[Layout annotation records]
-- BEGIN --
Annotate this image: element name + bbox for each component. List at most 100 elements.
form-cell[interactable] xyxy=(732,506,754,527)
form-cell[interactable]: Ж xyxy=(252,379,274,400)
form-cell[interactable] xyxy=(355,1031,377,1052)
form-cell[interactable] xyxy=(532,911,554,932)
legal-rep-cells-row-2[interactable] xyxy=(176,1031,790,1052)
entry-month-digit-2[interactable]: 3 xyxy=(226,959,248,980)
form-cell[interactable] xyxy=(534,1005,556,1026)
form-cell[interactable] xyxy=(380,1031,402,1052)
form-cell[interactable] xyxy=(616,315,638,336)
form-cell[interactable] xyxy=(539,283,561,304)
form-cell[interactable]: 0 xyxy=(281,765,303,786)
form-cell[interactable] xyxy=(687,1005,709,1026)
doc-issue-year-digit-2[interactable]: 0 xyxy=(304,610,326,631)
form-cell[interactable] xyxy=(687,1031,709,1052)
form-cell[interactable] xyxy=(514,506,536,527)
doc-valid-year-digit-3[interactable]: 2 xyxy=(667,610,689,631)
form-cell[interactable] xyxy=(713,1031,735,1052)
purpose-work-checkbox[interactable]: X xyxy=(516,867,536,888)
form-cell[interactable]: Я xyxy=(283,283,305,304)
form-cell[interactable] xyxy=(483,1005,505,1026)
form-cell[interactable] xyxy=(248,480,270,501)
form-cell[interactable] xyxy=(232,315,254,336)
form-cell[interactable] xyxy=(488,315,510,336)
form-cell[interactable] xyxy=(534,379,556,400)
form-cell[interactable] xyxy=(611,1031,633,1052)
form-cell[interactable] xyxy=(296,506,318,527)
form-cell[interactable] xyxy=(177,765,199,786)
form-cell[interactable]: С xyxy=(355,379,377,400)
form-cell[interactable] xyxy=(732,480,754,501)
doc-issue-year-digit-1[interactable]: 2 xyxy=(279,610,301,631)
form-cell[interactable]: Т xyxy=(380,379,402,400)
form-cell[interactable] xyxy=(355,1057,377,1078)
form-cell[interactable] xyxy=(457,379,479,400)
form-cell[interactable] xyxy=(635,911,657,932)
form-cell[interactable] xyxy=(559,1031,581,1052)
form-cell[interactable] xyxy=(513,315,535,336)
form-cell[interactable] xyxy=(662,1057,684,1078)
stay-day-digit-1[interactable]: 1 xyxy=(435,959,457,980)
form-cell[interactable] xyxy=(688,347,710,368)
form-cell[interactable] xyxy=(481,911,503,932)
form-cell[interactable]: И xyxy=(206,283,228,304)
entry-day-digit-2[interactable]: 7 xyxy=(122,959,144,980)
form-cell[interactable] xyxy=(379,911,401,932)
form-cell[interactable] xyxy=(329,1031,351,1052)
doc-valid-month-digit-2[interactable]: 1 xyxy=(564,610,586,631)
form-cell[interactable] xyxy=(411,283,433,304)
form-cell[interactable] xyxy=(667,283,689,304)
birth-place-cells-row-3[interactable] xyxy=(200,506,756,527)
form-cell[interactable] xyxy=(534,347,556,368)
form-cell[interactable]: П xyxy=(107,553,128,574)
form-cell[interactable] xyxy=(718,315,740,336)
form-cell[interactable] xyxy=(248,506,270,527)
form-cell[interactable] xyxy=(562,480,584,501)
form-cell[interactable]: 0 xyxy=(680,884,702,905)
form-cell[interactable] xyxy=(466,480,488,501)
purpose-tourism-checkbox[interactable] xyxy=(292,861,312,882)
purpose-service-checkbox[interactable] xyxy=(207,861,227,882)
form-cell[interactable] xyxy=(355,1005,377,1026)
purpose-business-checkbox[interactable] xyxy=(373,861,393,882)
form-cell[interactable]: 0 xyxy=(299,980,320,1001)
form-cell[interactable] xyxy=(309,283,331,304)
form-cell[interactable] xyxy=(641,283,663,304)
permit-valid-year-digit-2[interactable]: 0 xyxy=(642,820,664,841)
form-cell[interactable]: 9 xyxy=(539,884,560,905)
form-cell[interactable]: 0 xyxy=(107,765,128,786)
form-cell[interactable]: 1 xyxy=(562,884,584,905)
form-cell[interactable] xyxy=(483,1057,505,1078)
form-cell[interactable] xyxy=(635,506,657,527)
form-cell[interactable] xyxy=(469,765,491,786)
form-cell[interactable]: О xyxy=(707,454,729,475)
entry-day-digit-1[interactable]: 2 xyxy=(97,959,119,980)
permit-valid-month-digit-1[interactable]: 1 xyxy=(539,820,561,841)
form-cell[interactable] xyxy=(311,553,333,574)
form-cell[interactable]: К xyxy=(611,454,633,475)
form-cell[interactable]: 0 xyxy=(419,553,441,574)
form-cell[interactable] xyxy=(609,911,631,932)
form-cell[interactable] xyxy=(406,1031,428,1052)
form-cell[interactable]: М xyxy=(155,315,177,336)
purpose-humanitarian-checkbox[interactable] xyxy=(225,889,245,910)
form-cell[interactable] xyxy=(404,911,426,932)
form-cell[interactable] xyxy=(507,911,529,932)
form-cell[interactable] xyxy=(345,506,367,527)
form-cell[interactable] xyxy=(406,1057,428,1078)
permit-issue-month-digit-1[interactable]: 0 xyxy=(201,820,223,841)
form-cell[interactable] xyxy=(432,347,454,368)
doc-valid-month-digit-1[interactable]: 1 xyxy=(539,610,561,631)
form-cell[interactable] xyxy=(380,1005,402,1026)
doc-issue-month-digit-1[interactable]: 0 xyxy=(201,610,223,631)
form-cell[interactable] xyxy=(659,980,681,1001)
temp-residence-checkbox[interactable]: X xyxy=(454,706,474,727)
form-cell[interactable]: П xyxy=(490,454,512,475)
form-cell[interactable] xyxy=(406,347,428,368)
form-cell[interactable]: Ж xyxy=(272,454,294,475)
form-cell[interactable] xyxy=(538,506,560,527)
-- END --
> **Exercise**:
Rewrite everything from the start of the material down to the line with "form-cell[interactable] xyxy=(177,765,199,786)", replacing "purpose-work-checkbox" with "purpose-employment-checkbox" and leaving all else unchanged.

> **Result of this exercise**:
Annotate this image: element name + bbox for each component. List at most 100 elements.
form-cell[interactable] xyxy=(732,506,754,527)
form-cell[interactable]: Ж xyxy=(252,379,274,400)
form-cell[interactable] xyxy=(355,1031,377,1052)
form-cell[interactable] xyxy=(532,911,554,932)
legal-rep-cells-row-2[interactable] xyxy=(176,1031,790,1052)
entry-month-digit-2[interactable]: 3 xyxy=(226,959,248,980)
form-cell[interactable] xyxy=(534,1005,556,1026)
form-cell[interactable] xyxy=(380,1031,402,1052)
form-cell[interactable] xyxy=(616,315,638,336)
form-cell[interactable] xyxy=(539,283,561,304)
form-cell[interactable]: 0 xyxy=(281,765,303,786)
form-cell[interactable] xyxy=(687,1005,709,1026)
doc-issue-year-digit-2[interactable]: 0 xyxy=(304,610,326,631)
form-cell[interactable] xyxy=(687,1031,709,1052)
form-cell[interactable] xyxy=(514,506,536,527)
doc-valid-year-digit-3[interactable]: 2 xyxy=(667,610,689,631)
form-cell[interactable] xyxy=(713,1031,735,1052)
purpose-employment-checkbox[interactable]: X xyxy=(516,867,536,888)
form-cell[interactable]: Я xyxy=(283,283,305,304)
form-cell[interactable] xyxy=(483,1005,505,1026)
form-cell[interactable] xyxy=(248,480,270,501)
form-cell[interactable] xyxy=(232,315,254,336)
form-cell[interactable] xyxy=(488,315,510,336)
form-cell[interactable] xyxy=(534,379,556,400)
form-cell[interactable] xyxy=(611,1031,633,1052)
form-cell[interactable] xyxy=(296,506,318,527)
form-cell[interactable] xyxy=(177,765,199,786)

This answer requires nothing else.